(Items from a dataset)
>> begin

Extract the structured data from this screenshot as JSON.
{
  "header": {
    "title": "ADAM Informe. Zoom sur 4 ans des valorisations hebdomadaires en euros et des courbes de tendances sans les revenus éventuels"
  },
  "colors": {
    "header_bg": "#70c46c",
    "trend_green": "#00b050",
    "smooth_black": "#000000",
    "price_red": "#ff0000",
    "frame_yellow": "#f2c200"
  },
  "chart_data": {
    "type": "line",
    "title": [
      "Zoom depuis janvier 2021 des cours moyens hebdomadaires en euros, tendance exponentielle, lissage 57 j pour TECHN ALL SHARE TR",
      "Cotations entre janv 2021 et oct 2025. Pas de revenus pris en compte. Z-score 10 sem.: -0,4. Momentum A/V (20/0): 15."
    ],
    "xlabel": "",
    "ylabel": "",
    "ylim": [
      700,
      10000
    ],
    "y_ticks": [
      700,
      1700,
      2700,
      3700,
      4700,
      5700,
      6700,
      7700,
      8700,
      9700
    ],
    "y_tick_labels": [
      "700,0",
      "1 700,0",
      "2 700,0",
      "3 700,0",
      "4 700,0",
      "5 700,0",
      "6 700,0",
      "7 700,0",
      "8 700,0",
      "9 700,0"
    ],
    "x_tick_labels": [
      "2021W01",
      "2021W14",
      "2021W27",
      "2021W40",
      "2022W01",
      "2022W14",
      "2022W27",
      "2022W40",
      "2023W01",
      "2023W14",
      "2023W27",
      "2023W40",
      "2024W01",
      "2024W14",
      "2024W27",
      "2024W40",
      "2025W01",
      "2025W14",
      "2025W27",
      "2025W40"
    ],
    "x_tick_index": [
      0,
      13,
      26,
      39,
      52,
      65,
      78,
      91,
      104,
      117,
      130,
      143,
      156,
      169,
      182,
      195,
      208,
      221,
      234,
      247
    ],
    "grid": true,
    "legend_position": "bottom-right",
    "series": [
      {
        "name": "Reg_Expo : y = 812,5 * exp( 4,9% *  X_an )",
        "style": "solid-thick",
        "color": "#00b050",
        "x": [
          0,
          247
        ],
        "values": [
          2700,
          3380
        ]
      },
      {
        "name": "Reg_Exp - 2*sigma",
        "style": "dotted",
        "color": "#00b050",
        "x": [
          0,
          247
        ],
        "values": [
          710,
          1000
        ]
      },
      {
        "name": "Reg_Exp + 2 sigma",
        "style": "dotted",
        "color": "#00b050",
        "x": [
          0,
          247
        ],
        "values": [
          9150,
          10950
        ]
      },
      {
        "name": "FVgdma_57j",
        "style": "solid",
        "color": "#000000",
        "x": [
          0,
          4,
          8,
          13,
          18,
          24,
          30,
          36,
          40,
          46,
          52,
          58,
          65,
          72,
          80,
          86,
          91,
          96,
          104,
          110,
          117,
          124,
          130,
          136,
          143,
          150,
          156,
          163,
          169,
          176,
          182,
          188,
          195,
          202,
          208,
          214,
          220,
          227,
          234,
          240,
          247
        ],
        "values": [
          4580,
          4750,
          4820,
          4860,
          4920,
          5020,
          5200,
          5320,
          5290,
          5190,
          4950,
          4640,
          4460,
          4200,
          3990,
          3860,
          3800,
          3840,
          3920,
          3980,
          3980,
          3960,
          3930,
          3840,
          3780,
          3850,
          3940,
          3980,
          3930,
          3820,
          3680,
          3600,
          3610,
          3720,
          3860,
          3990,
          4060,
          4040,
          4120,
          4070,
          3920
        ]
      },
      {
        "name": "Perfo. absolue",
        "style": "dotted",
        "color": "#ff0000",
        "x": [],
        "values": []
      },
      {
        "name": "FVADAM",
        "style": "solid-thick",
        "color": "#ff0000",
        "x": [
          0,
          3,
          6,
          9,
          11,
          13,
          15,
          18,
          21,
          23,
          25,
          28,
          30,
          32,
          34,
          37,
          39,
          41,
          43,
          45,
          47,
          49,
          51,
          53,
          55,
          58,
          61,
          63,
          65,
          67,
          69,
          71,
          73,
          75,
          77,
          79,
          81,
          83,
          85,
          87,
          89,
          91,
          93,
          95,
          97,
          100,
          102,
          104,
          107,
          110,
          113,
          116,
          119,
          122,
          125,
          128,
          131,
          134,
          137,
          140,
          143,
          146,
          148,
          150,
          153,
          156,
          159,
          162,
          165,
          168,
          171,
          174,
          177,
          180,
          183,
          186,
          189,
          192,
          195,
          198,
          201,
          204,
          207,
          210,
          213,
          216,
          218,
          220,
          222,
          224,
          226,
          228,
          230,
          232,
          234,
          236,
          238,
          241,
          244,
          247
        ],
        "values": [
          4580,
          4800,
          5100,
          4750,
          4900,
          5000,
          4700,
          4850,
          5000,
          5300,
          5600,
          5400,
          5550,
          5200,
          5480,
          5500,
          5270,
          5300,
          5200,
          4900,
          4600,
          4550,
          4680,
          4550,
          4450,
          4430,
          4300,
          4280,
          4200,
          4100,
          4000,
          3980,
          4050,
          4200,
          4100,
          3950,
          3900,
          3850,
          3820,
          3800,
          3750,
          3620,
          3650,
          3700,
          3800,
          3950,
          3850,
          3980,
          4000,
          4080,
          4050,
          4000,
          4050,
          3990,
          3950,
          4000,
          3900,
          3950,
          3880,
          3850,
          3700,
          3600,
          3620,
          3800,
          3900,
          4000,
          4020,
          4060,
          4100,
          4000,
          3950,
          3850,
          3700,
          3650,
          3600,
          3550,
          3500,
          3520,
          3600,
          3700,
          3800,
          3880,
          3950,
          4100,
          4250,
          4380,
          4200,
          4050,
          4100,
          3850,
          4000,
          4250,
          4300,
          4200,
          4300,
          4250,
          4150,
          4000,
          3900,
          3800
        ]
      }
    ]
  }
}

>> end

WORK REQUIRED
All of the material must be reproduced exactly.

EXERCISE RESULT
Extract the structured data from this screenshot as JSON.
{
  "header": {
    "title": "ADAM Informe. Zoom sur 4 ans des valorisations hebdomadaires en euros et des courbes de tendances sans les revenus éventuels"
  },
  "colors": {
    "header_bg": "#70c46c",
    "trend_green": "#00b050",
    "smooth_black": "#000000",
    "price_red": "#ff0000",
    "frame_yellow": "#f2c200"
  },
  "chart_data": {
    "type": "line",
    "title": [
      "Zoom depuis janvier 2021 des cours moyens hebdomadaires en euros, tendance exponentielle, lissage 57 j pour TECHN ALL SHARE TR",
      "Cotations entre janv 2021 et oct 2025. Pas de revenus pris en compte. Z-score 10 sem.: -0,4. Momentum A/V (20/0): 15."
    ],
    "xlabel": "",
    "ylabel": "",
    "ylim": [
      700,
      10000
    ],
    "y_ticks": [
      700,
      1700,
      2700,
      3700,
      4700,
      5700,
      6700,
      7700,
      8700,
      9700
    ],
    "y_tick_labels": [
      "700,0",
      "1 700,0",
      "2 700,0",
      "3 700,0",
      "4 700,0",
      "5 700,0",
      "6 700,0",
      "7 700,0",
      "8 700,0",
      "9 700,0"
    ],
    "x_tick_labels": [
      "2021W01",
      "2021W14",
      "2021W27",
      "2021W40",
      "2022W01",
      "2022W14",
      "2022W27",
      "2022W40",
      "2023W01",
      "2023W14",
      "2023W27",
      "2023W40",
      "2024W01",
      "2024W14",
      "2024W27",
      "2024W40",
      "2025W01",
      "2025W14",
      "2025W27",
      "2025W40"
    ],
    "x_tick_index": [
      0,
      13,
      26,
      39,
      52,
      65,
      78,
      91,
      104,
      117,
      130,
      143,
      156,
      169,
      182,
      195,
      208,
      221,
      234,
      247
    ],
    "grid": true,
    "legend_position": "bottom-right",
    "series": [
      {
        "name": "Reg_Expo : y = 812,5 * exp( 4,9% *  X_an )",
        "style": "solid-thick",
        "color": "#00b050",
        "x": [
          0,
          247
        ],
        "values": [
          2700,
          3380
        ]
      },
      {
        "name": "Reg_Exp - 2*sigma",
        "style": "dotted",
        "color": "#00b050",
        "x": [
          0,
          247
        ],
        "values": [
          710,
          1000
        ]
      },
      {
        "name": "Reg_Exp + 2 sigma",
        "style": "dotted",
        "color": "#00b050",
        "x": [
          0,
          247
        ],
        "values": [
          9150,
          10950
        ]
      },
      {
        "name": "FVgdma_57j",
        "style": "solid",
        "color": "#000000",
        "x": [
          0,
          4,
          8,
          13,
          18,
          24,
          30,
          36,
          40,
          46,
          52,
          58,
          65,
          72,
          80,
          86,
          91,
          96,
          104,
          110,
          117,
          124,
          130,
          136,
          143,
          150,
          156,
          163,
          169,
          176,
          182,
          188,
          195,
          202,
          208,
          214,
          220,
          227,
          234,
          240,
          247
        ],
        "values": [
          4580,
          4750,
          4820,
          4860,
          4920,
          5020,
          5200,
          5320,
          5290,
          5190,
          4950,
          4640,
          4460,
          4200,
          3990,
          3860,
          3800,
          3840,
          3920,
          3980,
          3980,
          3960,
          3930,
          3840,
          3780,
          3850,
          3940,
          3980,
          3930,
          3820,
          3680,
          3600,
          3610,
          3720,
          3860,
          3990,
          4060,
          4040,
          4120,
          4070,
          3920
        ]
      },
      {
        "name": "Perfo. absolue",
        "style": "dotted",
        "color": "#ff0000",
        "x": [],
        "values": []
      },
      {
        "name": "FVADAM",
        "style": "solid-thick",
        "color": "#ff0000",
        "x": [
          0,
          3,
          6,
          9,
          11,
          13,
          15,
          18,
          21,
          23,
          25,
          28,
          30,
          32,
          34,
          37,
          39,
          41,
          43,
          45,
          47,
          49,
          51,
          53,
          55,
          58,
          61,
          63,
          65,
          67,
          69,
          71,
          73,
          75,
          77,
          79,
          81,
          83,
          85,
          87,
          89,
          91,
          93,
          95,
          97,
          100,
          102,
          104,
          107,
          110,
          113,
          116,
          119,
          122,
          125,
          128,
          131,
          134,
          137,
          140,
          143,
          146,
          148,
          150,
          153,
          156,
          159,
          162,
          165,
          168,
          171,
          174,
          177,
          180,
          183,
          186,
          189,
          192,
          195,
          198,
          201,
          204,
          207,
          210,
          213,
          216,
          218,
          220,
          222,
          224,
          226,
          228,
          230,
          232,
          234,
          236,
          238,
          241,
          244,
          247
        ],
        "values": [
          4580,
          4800,
          5100,
          4750,
          4900,
          5000,
          4700,
          4850,
          5000,
          5300,
          5600,
          5400,
          5550,
          5200,
          5480,
          5500,
          5270,
          5300,
          5200,
          4900,
          4600,
          4550,
          4680,
          4550,
          4450,
          4430,
          4300,
          4280,
          4200,
          4100,
          4000,
          3980,
          4050,
          4200,
          4100,
          3950,
          3900,
          3850,
          3820,
          3800,
          3750,
          3620,
          3650,
          3700,
          3800,
          3950,
          3850,
          3980,
          4000,
          4080,
          4050,
          4000,
          4050,
          3990,
          3950,
          4000,
          3900,
          3950,
          3880,
          3850,
          3700,
          3600,
          3620,
          3800,
          3900,
          4000,
          4020,
          4060,
          4100,
          4000,
          3950,
          3850,
          3700,
          3650,
          3600,
          3550,
          3500,
          3520,
          3600,
          3700,
          3800,
          3880,
          3950,
          4100,
          4250,
          4380,
          4200,
          4050,
          4100,
          3850,
          4000,
          4250,
          4300,
          4200,
          4300,
          4250,
          4150,
          4000,
          3900,
          3800
        ]
      }
    ]
  }
}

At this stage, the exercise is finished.